__TASK STATEMENT__. Beginning at the line that contains "Transcribe the text in this document.", transcribe the remaining lines of the listing exactly; include the final line and omit everything before.

__PROVIDED DATA__.
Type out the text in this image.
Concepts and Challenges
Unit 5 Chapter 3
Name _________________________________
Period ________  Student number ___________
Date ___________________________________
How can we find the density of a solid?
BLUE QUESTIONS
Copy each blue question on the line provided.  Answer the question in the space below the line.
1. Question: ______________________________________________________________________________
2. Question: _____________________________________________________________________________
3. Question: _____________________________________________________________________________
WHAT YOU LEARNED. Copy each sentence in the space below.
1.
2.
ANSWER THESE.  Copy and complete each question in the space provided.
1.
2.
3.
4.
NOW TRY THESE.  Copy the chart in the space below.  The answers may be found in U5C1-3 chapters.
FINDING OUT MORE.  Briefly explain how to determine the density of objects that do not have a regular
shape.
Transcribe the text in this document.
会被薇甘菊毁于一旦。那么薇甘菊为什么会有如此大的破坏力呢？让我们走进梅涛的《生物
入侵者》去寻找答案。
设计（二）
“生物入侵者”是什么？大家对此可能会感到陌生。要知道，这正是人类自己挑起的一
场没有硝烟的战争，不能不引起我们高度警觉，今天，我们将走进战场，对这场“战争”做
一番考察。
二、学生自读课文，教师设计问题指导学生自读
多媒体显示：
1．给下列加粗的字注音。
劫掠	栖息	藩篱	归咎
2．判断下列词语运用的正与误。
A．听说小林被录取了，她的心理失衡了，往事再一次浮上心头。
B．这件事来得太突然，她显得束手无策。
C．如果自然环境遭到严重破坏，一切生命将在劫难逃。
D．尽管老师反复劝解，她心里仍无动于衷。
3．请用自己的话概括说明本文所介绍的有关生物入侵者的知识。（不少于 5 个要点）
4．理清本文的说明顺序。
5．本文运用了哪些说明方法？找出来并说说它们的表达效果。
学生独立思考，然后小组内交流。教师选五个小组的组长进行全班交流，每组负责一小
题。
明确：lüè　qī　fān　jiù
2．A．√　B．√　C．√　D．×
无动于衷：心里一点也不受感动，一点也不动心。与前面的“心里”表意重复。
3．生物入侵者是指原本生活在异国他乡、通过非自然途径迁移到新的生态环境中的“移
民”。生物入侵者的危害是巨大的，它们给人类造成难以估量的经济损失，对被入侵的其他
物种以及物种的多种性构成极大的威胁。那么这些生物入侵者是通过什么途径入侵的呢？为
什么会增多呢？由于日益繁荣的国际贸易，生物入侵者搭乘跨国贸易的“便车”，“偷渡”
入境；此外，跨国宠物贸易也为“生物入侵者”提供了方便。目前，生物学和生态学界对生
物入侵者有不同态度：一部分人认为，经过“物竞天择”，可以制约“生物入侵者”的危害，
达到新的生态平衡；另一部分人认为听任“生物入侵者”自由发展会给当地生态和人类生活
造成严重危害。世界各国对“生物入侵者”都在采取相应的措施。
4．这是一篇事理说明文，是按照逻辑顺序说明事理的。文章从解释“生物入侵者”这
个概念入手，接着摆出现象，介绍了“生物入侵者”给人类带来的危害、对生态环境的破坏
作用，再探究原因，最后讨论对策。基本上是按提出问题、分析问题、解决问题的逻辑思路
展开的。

__TASK RESPONSE__.
Transcribe the text in this document.
会被薇甘菊毁于一旦。那么薇甘菊为什么会有如此大的破坏力呢？让我们走进梅涛的《生物
入侵者》去寻找答案。
设计（二）
“生物入侵者”是什么？大家对此可能会感到陌生。要知道，这正是人类自己挑起的一
场没有硝烟的战争，不能不引起我们高度警觉，今天，我们将走进战场，对这场“战争”做
一番考察。
二、学生自读课文，教师设计问题指导学生自读
多媒体显示：
1．给下列加粗的字注音。
劫掠	栖息	藩篱	归咎
2．判断下列词语运用的正与误。
A．听说小林被录取了，她的心理失衡了，往事再一次浮上心头。
B．这件事来得太突然，她显得束手无策。
C．如果自然环境遭到严重破坏，一切生命将在劫难逃。
D．尽管老师反复劝解，她心里仍无动于衷。
3．请用自己的话概括说明本文所介绍的有关生物入侵者的知识。（不少于 5 个要点）
4．理清本文的说明顺序。
5．本文运用了哪些说明方法？找出来并说说它们的表达效果。
学生独立思考，然后小组内交流。教师选五个小组的组长进行全班交流，每组负责一小
题。
明确：lüè　qī　fān　jiù
2．A．√　B．√　C．√　D．×
无动于衷：心里一点也不受感动，一点也不动心。与前面的“心里”表意重复。
3．生物入侵者是指原本生活在异国他乡、通过非自然途径迁移到新的生态环境中的“移
民”。生物入侵者的危害是巨大的，它们给人类造成难以估量的经济损失，对被入侵的其他
物种以及物种的多种性构成极大的威胁。那么这些生物入侵者是通过什么途径入侵的呢？为
什么会增多呢？由于日益繁荣的国际贸易，生物入侵者搭乘跨国贸易的“便车”，“偷渡”
入境；此外，跨国宠物贸易也为“生物入侵者”提供了方便。目前，生物学和生态学界对生
物入侵者有不同态度：一部分人认为，经过“物竞天择”，可以制约“生物入侵者”的危害，
达到新的生态平衡；另一部分人认为听任“生物入侵者”自由发展会给当地生态和人类生活
造成严重危害。世界各国对“生物入侵者”都在采取相应的措施。
4．这是一篇事理说明文，是按照逻辑顺序说明事理的。文章从解释“生物入侵者”这
个概念入手，接着摆出现象，介绍了“生物入侵者”给人类带来的危害、对生态环境的破坏
作用，再探究原因，最后讨论对策。基本上是按提出问题、分析问题、解决问题的逻辑思路
展开的。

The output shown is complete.